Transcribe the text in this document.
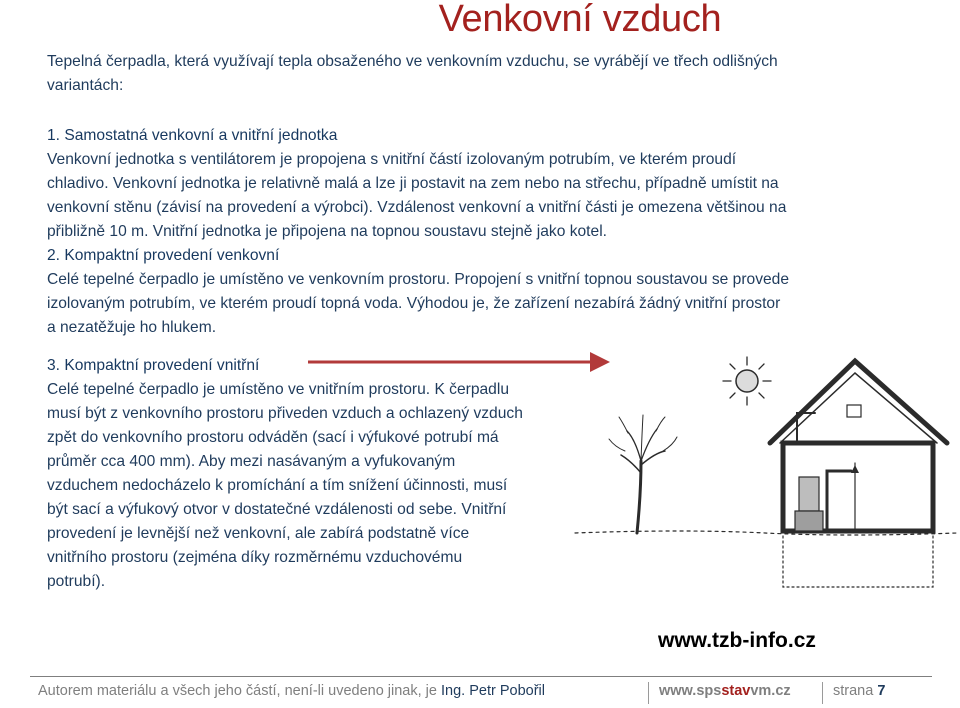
Venkovní vzduch
Tepelná čerpadla, která využívají tepla obsaženého ve venkovním vzduchu, se vyrábějí ve třech odlišných
variantách:
1. Samostatná venkovní a vnitřní jednotka
Venkovní jednotka s ventilátorem je propojena s vnitřní částí izolovaným potrubím, ve kterém proudí
chladivo. Venkovní jednotka je relativně malá a lze ji postavit na zem nebo na střechu, případně umístit na
venkovní stěnu (závisí na provedení a výrobci). Vzdálenost venkovní a vnitřní části je omezena většinou na
přibližně 10 m. Vnitřní jednotka je připojena na topnou soustavu stejně jako kotel.
2. Kompaktní provedení venkovní
Celé tepelné čerpadlo je umístěno ve venkovním prostoru. Propojení s vnitřní topnou soustavou se provede
izolovaným potrubím, ve kterém proudí topná voda. Výhodou je, že zařízení nezabírá žádný vnitřní prostor
a nezatěžuje ho hlukem.
3. Kompaktní provedení vnitřní
Celé tepelné čerpadlo je umístěno ve vnitřním prostoru. K čerpadlu
musí být z venkovního prostoru přiveden vzduch a ochlazený vzduch
zpět do venkovního prostoru odváděn (sací i výfukové potrubí má
průměr cca 400 mm). Aby mezi nasávaným a vyfukovaným
vzduchem nedocházelo k promíchání a tím snížení účinnosti, musí
být sací a výfukový otvor v dostatečné vzdálenosti od sebe. Vnitřní
provedení je levnější než venkovní, ale zabírá podstatně více
vnitřního prostoru (zejména díky rozměrnému vzduchovému
potrubí).
www.tzb-info.cz
Autorem materiálu a všech jeho částí, není-li uvedeno jinak, je Ing. Petr Pobořil	www.spsstavvm.cz	strana 7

§ WORK REQUIRED
Your task is to return the entries above exactly, with no pictures.

§ FINISHED TASK
Transcribe the text in this document.
Venkovní vzduch
Tepelná čerpadla, která využívají tepla obsaženého ve venkovním vzduchu, se vyrábějí ve třech odlišných
variantách:
1. Samostatná venkovní a vnitřní jednotka
Venkovní jednotka s ventilátorem je propojena s vnitřní částí izolovaným potrubím, ve kterém proudí
chladivo. Venkovní jednotka je relativně malá a lze ji postavit na zem nebo na střechu, případně umístit na
venkovní stěnu (závisí na provedení a výrobci). Vzdálenost venkovní a vnitřní části je omezena většinou na
přibližně 10 m. Vnitřní jednotka je připojena na topnou soustavu stejně jako kotel.
2. Kompaktní provedení venkovní
Celé tepelné čerpadlo je umístěno ve venkovním prostoru. Propojení s vnitřní topnou soustavou se provede
izolovaným potrubím, ve kterém proudí topná voda. Výhodou je, že zařízení nezabírá žádný vnitřní prostor
a nezatěžuje ho hlukem.
3. Kompaktní provedení vnitřní
Celé tepelné čerpadlo je umístěno ve vnitřním prostoru. K čerpadlu
musí být z venkovního prostoru přiveden vzduch a ochlazený vzduch
zpět do venkovního prostoru odváděn (sací i výfukové potrubí má
průměr cca 400 mm). Aby mezi nasávaným a vyfukovaným
vzduchem nedocházelo k promíchání a tím snížení účinnosti, musí
být sací a výfukový otvor v dostatečné vzdálenosti od sebe. Vnitřní
provedení je levnější než venkovní, ale zabírá podstatně více
vnitřního prostoru (zejména díky rozměrnému vzduchovému
potrubí).
www.tzb-info.cz
Autorem materiálu a všech jeho částí, není-li uvedeno jinak, je Ing. Petr Pobořil	www.spsstavvm.cz	strana 7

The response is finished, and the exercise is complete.